● What needs to be done: Every record must be repeated exactly, with no omission.
==== Data supplied
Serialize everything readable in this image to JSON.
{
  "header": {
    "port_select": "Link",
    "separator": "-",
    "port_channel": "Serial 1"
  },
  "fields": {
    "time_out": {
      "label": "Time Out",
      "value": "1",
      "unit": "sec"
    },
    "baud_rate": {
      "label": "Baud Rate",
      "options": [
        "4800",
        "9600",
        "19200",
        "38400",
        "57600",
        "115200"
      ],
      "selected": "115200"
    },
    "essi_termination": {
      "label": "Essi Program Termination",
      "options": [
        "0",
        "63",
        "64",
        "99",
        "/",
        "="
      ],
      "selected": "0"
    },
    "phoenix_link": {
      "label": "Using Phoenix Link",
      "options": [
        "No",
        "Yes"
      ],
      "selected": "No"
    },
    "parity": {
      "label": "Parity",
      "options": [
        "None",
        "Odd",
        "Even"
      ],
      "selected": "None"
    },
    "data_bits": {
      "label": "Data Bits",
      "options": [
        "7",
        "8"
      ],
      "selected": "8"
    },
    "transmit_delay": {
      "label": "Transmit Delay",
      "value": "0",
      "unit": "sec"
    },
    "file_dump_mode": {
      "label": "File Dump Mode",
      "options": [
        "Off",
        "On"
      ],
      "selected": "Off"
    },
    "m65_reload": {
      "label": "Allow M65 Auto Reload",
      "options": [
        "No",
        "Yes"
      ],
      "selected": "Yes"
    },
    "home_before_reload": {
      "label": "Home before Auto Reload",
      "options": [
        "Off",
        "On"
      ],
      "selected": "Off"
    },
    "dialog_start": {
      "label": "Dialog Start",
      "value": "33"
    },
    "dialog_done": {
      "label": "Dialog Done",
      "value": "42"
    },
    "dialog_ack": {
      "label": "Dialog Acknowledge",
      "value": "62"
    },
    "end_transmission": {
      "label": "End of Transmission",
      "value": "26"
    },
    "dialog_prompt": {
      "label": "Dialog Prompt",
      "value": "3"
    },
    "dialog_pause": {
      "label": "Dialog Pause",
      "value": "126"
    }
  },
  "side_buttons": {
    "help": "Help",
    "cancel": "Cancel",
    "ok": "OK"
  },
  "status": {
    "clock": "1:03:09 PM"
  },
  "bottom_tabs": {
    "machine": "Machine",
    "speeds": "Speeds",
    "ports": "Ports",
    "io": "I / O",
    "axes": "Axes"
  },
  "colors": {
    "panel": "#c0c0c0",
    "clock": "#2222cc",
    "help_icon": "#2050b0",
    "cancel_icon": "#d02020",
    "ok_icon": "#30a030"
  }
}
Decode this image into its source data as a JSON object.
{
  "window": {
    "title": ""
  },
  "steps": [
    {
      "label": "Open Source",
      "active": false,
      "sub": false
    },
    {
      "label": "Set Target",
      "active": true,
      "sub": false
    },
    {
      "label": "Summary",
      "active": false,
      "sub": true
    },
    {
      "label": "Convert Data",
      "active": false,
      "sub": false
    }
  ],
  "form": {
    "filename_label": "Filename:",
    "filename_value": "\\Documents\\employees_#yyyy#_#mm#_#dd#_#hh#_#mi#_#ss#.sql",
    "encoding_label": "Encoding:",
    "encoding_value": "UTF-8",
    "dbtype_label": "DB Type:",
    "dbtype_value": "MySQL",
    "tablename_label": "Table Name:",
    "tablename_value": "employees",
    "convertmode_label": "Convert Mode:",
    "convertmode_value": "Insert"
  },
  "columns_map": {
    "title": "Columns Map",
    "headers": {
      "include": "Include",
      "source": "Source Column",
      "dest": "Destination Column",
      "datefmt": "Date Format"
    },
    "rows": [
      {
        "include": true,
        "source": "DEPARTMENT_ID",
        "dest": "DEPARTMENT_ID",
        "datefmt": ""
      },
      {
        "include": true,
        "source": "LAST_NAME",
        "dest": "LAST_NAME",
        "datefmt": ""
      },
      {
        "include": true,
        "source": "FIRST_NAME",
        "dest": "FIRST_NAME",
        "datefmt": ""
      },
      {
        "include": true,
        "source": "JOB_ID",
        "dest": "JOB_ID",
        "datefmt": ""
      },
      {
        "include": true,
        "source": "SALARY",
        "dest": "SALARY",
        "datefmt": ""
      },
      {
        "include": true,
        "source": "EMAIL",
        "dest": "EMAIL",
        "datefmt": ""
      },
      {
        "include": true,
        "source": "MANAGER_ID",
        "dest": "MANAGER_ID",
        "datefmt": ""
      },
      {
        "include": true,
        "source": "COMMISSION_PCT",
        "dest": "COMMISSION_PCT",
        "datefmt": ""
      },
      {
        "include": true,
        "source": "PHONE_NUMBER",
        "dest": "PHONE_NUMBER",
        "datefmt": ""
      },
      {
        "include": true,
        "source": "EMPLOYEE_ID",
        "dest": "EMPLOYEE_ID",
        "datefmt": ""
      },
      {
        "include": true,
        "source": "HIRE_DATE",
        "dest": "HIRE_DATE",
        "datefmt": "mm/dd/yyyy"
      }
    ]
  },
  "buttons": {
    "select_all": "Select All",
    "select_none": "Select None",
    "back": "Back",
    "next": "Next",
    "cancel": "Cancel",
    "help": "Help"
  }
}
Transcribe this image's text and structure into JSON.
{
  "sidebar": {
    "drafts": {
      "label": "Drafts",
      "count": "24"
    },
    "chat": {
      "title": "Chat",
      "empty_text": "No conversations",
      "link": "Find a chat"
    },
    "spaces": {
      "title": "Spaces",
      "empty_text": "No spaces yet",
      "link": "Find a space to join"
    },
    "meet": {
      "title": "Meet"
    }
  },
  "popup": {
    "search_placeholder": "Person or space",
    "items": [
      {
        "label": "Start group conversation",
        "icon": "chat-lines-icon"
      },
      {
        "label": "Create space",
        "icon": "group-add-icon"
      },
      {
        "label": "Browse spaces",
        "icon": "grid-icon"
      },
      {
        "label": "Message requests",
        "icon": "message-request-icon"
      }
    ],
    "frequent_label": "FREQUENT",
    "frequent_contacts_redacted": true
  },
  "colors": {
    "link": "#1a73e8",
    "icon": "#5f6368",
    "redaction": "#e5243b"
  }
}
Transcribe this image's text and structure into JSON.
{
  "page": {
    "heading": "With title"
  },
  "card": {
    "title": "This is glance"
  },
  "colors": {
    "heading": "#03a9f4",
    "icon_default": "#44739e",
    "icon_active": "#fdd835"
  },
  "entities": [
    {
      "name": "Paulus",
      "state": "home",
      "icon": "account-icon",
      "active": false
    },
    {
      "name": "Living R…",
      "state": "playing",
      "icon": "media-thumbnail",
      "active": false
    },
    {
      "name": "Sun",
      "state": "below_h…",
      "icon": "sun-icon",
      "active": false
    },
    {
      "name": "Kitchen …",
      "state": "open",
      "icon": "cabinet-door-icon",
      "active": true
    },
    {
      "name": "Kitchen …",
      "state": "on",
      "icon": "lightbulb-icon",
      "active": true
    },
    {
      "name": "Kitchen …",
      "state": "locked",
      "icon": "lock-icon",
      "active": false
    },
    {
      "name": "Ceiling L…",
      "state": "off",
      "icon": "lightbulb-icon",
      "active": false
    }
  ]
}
========
● Output for this exercise:
Serialize everything readable in this image to JSON.
{
  "header": {
    "port_select": "Link",
    "separator": "-",
    "port_channel": "Serial 1"
  },
  "fields": {
    "time_out": {
      "label": "Time Out",
      "value": "1",
      "unit": "sec"
    },
    "baud_rate": {
      "label": "Baud Rate",
      "options": [
        "4800",
        "9600",
        "19200",
        "38400",
        "57600",
        "115200"
      ],
      "selected": "115200"
    },
    "essi_termination": {
      "label": "Essi Program Termination",
      "options": [
        "0",
        "63",
        "64",
        "99",
        "/",
        "="
      ],
      "selected": "0"
    },
    "phoenix_link": {
      "label": "Using Phoenix Link",
      "options": [
        "No",
        "Yes"
      ],
      "selected": "No"
    },
    "parity": {
      "label": "Parity",
      "options": [
        "None",
        "Odd",
        "Even"
      ],
      "selected": "None"
    },
    "data_bits": {
      "label": "Data Bits",
      "options": [
        "7",
        "8"
      ],
      "selected": "8"
    },
    "transmit_delay": {
      "label": "Transmit Delay",
      "value": "0",
      "unit": "sec"
    },
    "file_dump_mode": {
      "label": "File Dump Mode",
      "options": [
        "Off",
        "On"
      ],
      "selected": "Off"
    },
    "m65_reload": {
      "label": "Allow M65 Auto Reload",
      "options": [
        "No",
        "Yes"
      ],
      "selected": "Yes"
    },
    "home_before_reload": {
      "label": "Home before Auto Reload",
      "options": [
        "Off",
        "On"
      ],
      "selected": "Off"
    },
    "dialog_start": {
      "label": "Dialog Start",
      "value": "33"
    },
    "dialog_done": {
      "label": "Dialog Done",
      "value": "42"
    },
    "dialog_ack": {
      "label": "Dialog Acknowledge",
      "value": "62"
    },
    "end_transmission": {
      "label": "End of Transmission",
      "value": "26"
    },
    "dialog_prompt": {
      "label": "Dialog Prompt",
      "value": "3"
    },
    "dialog_pause": {
      "label": "Dialog Pause",
      "value": "126"
    }
  },
  "side_buttons": {
    "help": "Help",
    "cancel": "Cancel",
    "ok": "OK"
  },
  "status": {
    "clock": "1:03:09 PM"
  },
  "bottom_tabs": {
    "machine": "Machine",
    "speeds": "Speeds",
    "ports": "Ports",
    "io": "I / O",
    "axes": "Axes"
  },
  "colors": {
    "panel": "#c0c0c0",
    "clock": "#2222cc",
    "help_icon": "#2050b0",
    "cancel_icon": "#d02020",
    "ok_icon": "#30a030"
  }
}
Decode this image into its source data as a JSON object.
{
  "window": {
    "title": ""
  },
  "steps": [
    {
      "label": "Open Source",
      "active": false,
      "sub": false
    },
    {
      "label": "Set Target",
      "active": true,
      "sub": false
    },
    {
      "label": "Summary",
      "active": false,
      "sub": true
    },
    {
      "label": "Convert Data",
      "active": false,
      "sub": false
    }
  ],
  "form": {
    "filename_label": "Filename:",
    "filename_value": "\\Documents\\employees_#yyyy#_#mm#_#dd#_#hh#_#mi#_#ss#.sql",
    "encoding_label": "Encoding:",
    "encoding_value": "UTF-8",
    "dbtype_label": "DB Type:",
    "dbtype_value": "MySQL",
    "tablename_label": "Table Name:",
    "tablename_value": "employees",
    "convertmode_label": "Convert Mode:",
    "convertmode_value": "Insert"
  },
  "columns_map": {
    "title": "Columns Map",
    "headers": {
      "include": "Include",
      "source": "Source Column",
      "dest": "Destination Column",
      "datefmt": "Date Format"
    },
    "rows": [
      {
        "include": true,
        "source": "DEPARTMENT_ID",
        "dest": "DEPARTMENT_ID",
        "datefmt": ""
      },
      {
        "include": true,
        "source": "LAST_NAME",
        "dest": "LAST_NAME",
        "datefmt": ""
      },
      {
        "include": true,
        "source": "FIRST_NAME",
        "dest": "FIRST_NAME",
        "datefmt": ""
      },
      {
        "include": true,
        "source": "JOB_ID",
        "dest": "JOB_ID",
        "datefmt": ""
      },
      {
        "include": true,
        "source": "SALARY",
        "dest": "SALARY",
        "datefmt": ""
      },
      {
        "include": true,
        "source": "EMAIL",
        "dest": "EMAIL",
        "datefmt": ""
      },
      {
        "include": true,
        "source": "MANAGER_ID",
        "dest": "MANAGER_ID",
        "datefmt": ""
      },
      {
        "include": true,
        "source": "COMMISSION_PCT",
        "dest": "COMMISSION_PCT",
        "datefmt": ""
      },
      {
        "include": true,
        "source": "PHONE_NUMBER",
        "dest": "PHONE_NUMBER",
        "datefmt": ""
      },
      {
        "include": true,
        "source": "EMPLOYEE_ID",
        "dest": "EMPLOYEE_ID",
        "datefmt": ""
      },
      {
        "include": true,
        "source": "HIRE_DATE",
        "dest": "HIRE_DATE",
        "datefmt": "mm/dd/yyyy"
      }
    ]
  },
  "buttons": {
    "select_all": "Select All",
    "select_none": "Select None",
    "back": "Back",
    "next": "Next",
    "cancel": "Cancel",
    "help": "Help"
  }
}
Transcribe this image's text and structure into JSON.
{
  "sidebar": {
    "drafts": {
      "label": "Drafts",
      "count": "24"
    },
    "chat": {
      "title": "Chat",
      "empty_text": "No conversations",
      "link": "Find a chat"
    },
    "spaces": {
      "title": "Spaces",
      "empty_text": "No spaces yet",
      "link": "Find a space to join"
    },
    "meet": {
      "title": "Meet"
    }
  },
  "popup": {
    "search_placeholder": "Person or space",
    "items": [
      {
        "label": "Start group conversation",
        "icon": "chat-lines-icon"
      },
      {
        "label": "Create space",
        "icon": "group-add-icon"
      },
      {
        "label": "Browse spaces",
        "icon": "grid-icon"
      },
      {
        "label": "Message requests",
        "icon": "message-request-icon"
      }
    ],
    "frequent_label": "FREQUENT",
    "frequent_contacts_redacted": true
  },
  "colors": {
    "link": "#1a73e8",
    "icon": "#5f6368",
    "redaction": "#e5243b"
  }
}
Transcribe this image's text and structure into JSON.
{
  "page": {
    "heading": "With title"
  },
  "card": {
    "title": "This is glance"
  },
  "colors": {
    "heading": "#03a9f4",
    "icon_default": "#44739e",
    "icon_active": "#fdd835"
  },
  "entities": [
    {
      "name": "Paulus",
      "state": "home",
      "icon": "account-icon",
      "active": false
    },
    {
      "name": "Living R…",
      "state": "playing",
      "icon": "media-thumbnail",
      "active": false
    },
    {
      "name": "Sun",
      "state": "below_h…",
      "icon": "sun-icon",
      "active": false
    },
    {
      "name": "Kitchen …",
      "state": "open",
      "icon": "cabinet-door-icon",
      "active": true
    },
    {
      "name": "Kitchen …",
      "state": "on",
      "icon": "lightbulb-icon",
      "active": true
    },
    {
      "name": "Kitchen …",
      "state": "locked",
      "icon": "lock-icon",
      "active": false
    },
    {
      "name": "Ceiling L…",
      "state": "off",
      "icon": "lightbulb-icon",
      "active": false
    }
  ]
}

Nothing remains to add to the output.